## Work to be completed
An exact copy of all the data is required, with pictures left out.

## Data supplied
-*-*-

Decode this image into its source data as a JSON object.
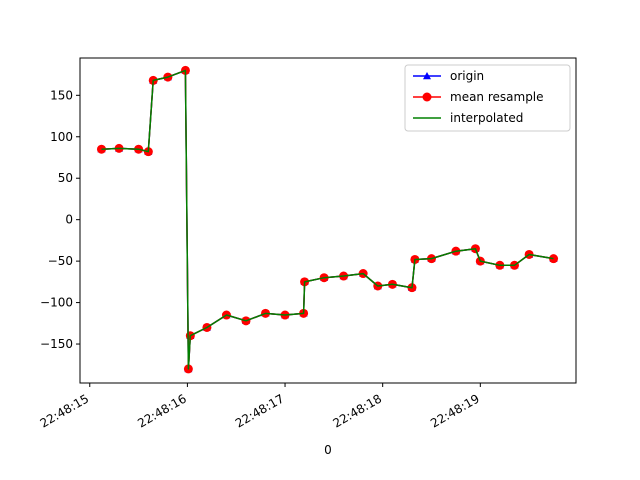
{
  "chart_data": {
    "type": "line",
    "title": "",
    "xlabel": "0",
    "ylabel": "",
    "x_ticks": [
      "22:48:15",
      "22:48:16",
      "22:48:17",
      "22:48:18",
      "22:48:19"
    ],
    "y_ticks": [
      150,
      100,
      50,
      0,
      -50,
      -100,
      -150
    ],
    "xlim": [
      "22:48:14.900",
      "22:48:19.980"
    ],
    "ylim": [
      -197,
      195
    ],
    "grid": false,
    "legend_position": "top-right",
    "series": [
      {
        "name": "origin",
        "color": "#0000ff",
        "marker": "triangle-up",
        "x": [
          "22:48:15.12",
          "22:48:15.30",
          "22:48:15.50",
          "22:48:15.60",
          "22:48:15.65",
          "22:48:15.80",
          "22:48:15.98",
          "22:48:16.01",
          "22:48:16.03",
          "22:48:16.20",
          "22:48:16.40",
          "22:48:16.60",
          "22:48:16.80",
          "22:48:17.00",
          "22:48:17.19",
          "22:48:17.20",
          "22:48:17.40",
          "22:48:17.60",
          "22:48:17.80",
          "22:48:17.95",
          "22:48:18.10",
          "22:48:18.30",
          "22:48:18.33",
          "22:48:18.50",
          "22:48:18.75",
          "22:48:18.95",
          "22:48:19.00",
          "22:48:19.20",
          "22:48:19.35",
          "22:48:19.50",
          "22:48:19.75"
        ],
        "y": [
          85,
          86,
          85,
          82,
          168,
          172,
          180,
          -180,
          -140,
          -130,
          -115,
          -122,
          -113,
          -115,
          -113,
          -75,
          -70,
          -68,
          -65,
          -80,
          -78,
          -82,
          -48,
          -47,
          -38,
          -35,
          -50,
          -55,
          -55,
          -42,
          -47
        ]
      },
      {
        "name": "mean resample",
        "color": "#ff0000",
        "marker": "circle",
        "x": [
          "22:48:15.12",
          "22:48:15.30",
          "22:48:15.50",
          "22:48:15.60",
          "22:48:15.65",
          "22:48:15.80",
          "22:48:15.98",
          "22:48:16.01",
          "22:48:16.03",
          "22:48:16.20",
          "22:48:16.40",
          "22:48:16.60",
          "22:48:16.80",
          "22:48:17.00",
          "22:48:17.19",
          "22:48:17.20",
          "22:48:17.40",
          "22:48:17.60",
          "22:48:17.80",
          "22:48:17.95",
          "22:48:18.10",
          "22:48:18.30",
          "22:48:18.33",
          "22:48:18.50",
          "22:48:18.75",
          "22:48:18.95",
          "22:48:19.00",
          "22:48:19.20",
          "22:48:19.35",
          "22:48:19.50",
          "22:48:19.75"
        ],
        "y": [
          85,
          86,
          85,
          82,
          168,
          172,
          180,
          -180,
          -140,
          -130,
          -115,
          -122,
          -113,
          -115,
          -113,
          -75,
          -70,
          -68,
          -65,
          -80,
          -78,
          -82,
          -48,
          -47,
          -38,
          -35,
          -50,
          -55,
          -55,
          -42,
          -47
        ]
      },
      {
        "name": "interpolated",
        "color": "#008000",
        "marker": "none",
        "x": [
          "22:48:15.12",
          "22:48:15.30",
          "22:48:15.50",
          "22:48:15.60",
          "22:48:15.65",
          "22:48:15.80",
          "22:48:15.98",
          "22:48:16.01",
          "22:48:16.03",
          "22:48:16.20",
          "22:48:16.40",
          "22:48:16.60",
          "22:48:16.80",
          "22:48:17.00",
          "22:48:17.19",
          "22:48:17.20",
          "22:48:17.40",
          "22:48:17.60",
          "22:48:17.80",
          "22:48:17.95",
          "22:48:18.10",
          "22:48:18.30",
          "22:48:18.33",
          "22:48:18.50",
          "22:48:18.75",
          "22:48:18.95",
          "22:48:19.00",
          "22:48:19.20",
          "22:48:19.35",
          "22:48:19.50",
          "22:48:19.75"
        ],
        "y": [
          85,
          86,
          85,
          82,
          168,
          172,
          180,
          -180,
          -140,
          -130,
          -115,
          -122,
          -113,
          -115,
          -113,
          -75,
          -70,
          -68,
          -65,
          -80,
          -78,
          -82,
          -48,
          -47,
          -38,
          -35,
          -50,
          -55,
          -55,
          -42,
          -47
        ]
      }
    ]
  }
}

-*-*-

## Answer
Decode this image into its source data as a JSON object.
{
  "chart_data": {
    "type": "line",
    "title": "",
    "xlabel": "0",
    "ylabel": "",
    "x_ticks": [
      "22:48:15",
      "22:48:16",
      "22:48:17",
      "22:48:18",
      "22:48:19"
    ],
    "y_ticks": [
      150,
      100,
      50,
      0,
      -50,
      -100,
      -150
    ],
    "xlim": [
      "22:48:14.900",
      "22:48:19.980"
    ],
    "ylim": [
      -197,
      195
    ],
    "grid": false,
    "legend_position": "top-right",
    "series": [
      {
        "name": "origin",
        "color": "#0000ff",
        "marker": "triangle-up",
        "x": [
          "22:48:15.12",
          "22:48:15.30",
          "22:48:15.50",
          "22:48:15.60",
          "22:48:15.65",
          "22:48:15.80",
          "22:48:15.98",
          "22:48:16.01",
          "22:48:16.03",
          "22:48:16.20",
          "22:48:16.40",
          "22:48:16.60",
          "22:48:16.80",
          "22:48:17.00",
          "22:48:17.19",
          "22:48:17.20",
          "22:48:17.40",
          "22:48:17.60",
          "22:48:17.80",
          "22:48:17.95",
          "22:48:18.10",
          "22:48:18.30",
          "22:48:18.33",
          "22:48:18.50",
          "22:48:18.75",
          "22:48:18.95",
          "22:48:19.00",
          "22:48:19.20",
          "22:48:19.35",
          "22:48:19.50",
          "22:48:19.75"
        ],
        "y": [
          85,
          86,
          85,
          82,
          168,
          172,
          180,
          -180,
          -140,
          -130,
          -115,
          -122,
          -113,
          -115,
          -113,
          -75,
          -70,
          -68,
          -65,
          -80,
          -78,
          -82,
          -48,
          -47,
          -38,
          -35,
          -50,
          -55,
          -55,
          -42,
          -47
        ]
      },
      {
        "name": "mean resample",
        "color": "#ff0000",
        "marker": "circle",
        "x": [
          "22:48:15.12",
          "22:48:15.30",
          "22:48:15.50",
          "22:48:15.60",
          "22:48:15.65",
          "22:48:15.80",
          "22:48:15.98",
          "22:48:16.01",
          "22:48:16.03",
          "22:48:16.20",
          "22:48:16.40",
          "22:48:16.60",
          "22:48:16.80",
          "22:48:17.00",
          "22:48:17.19",
          "22:48:17.20",
          "22:48:17.40",
          "22:48:17.60",
          "22:48:17.80",
          "22:48:17.95",
          "22:48:18.10",
          "22:48:18.30",
          "22:48:18.33",
          "22:48:18.50",
          "22:48:18.75",
          "22:48:18.95",
          "22:48:19.00",
          "22:48:19.20",
          "22:48:19.35",
          "22:48:19.50",
          "22:48:19.75"
        ],
        "y": [
          85,
          86,
          85,
          82,
          168,
          172,
          180,
          -180,
          -140,
          -130,
          -115,
          -122,
          -113,
          -115,
          -113,
          -75,
          -70,
          -68,
          -65,
          -80,
          -78,
          -82,
          -48,
          -47,
          -38,
          -35,
          -50,
          -55,
          -55,
          -42,
          -47
        ]
      },
      {
        "name": "interpolated",
        "color": "#008000",
        "marker": "none",
        "x": [
          "22:48:15.12",
          "22:48:15.30",
          "22:48:15.50",
          "22:48:15.60",
          "22:48:15.65",
          "22:48:15.80",
          "22:48:15.98",
          "22:48:16.01",
          "22:48:16.03",
          "22:48:16.20",
          "22:48:16.40",
          "22:48:16.60",
          "22:48:16.80",
          "22:48:17.00",
          "22:48:17.19",
          "22:48:17.20",
          "22:48:17.40",
          "22:48:17.60",
          "22:48:17.80",
          "22:48:17.95",
          "22:48:18.10",
          "22:48:18.30",
          "22:48:18.33",
          "22:48:18.50",
          "22:48:18.75",
          "22:48:18.95",
          "22:48:19.00",
          "22:48:19.20",
          "22:48:19.35",
          "22:48:19.50",
          "22:48:19.75"
        ],
        "y": [
          85,
          86,
          85,
          82,
          168,
          172,
          180,
          -180,
          -140,
          -130,
          -115,
          -122,
          -113,
          -115,
          -113,
          -75,
          -70,
          -68,
          -65,
          -80,
          -78,
          -82,
          -48,
          -47,
          -38,
          -35,
          -50,
          -55,
          -55,
          -42,
          -47
        ]
      }
    ]
  }
}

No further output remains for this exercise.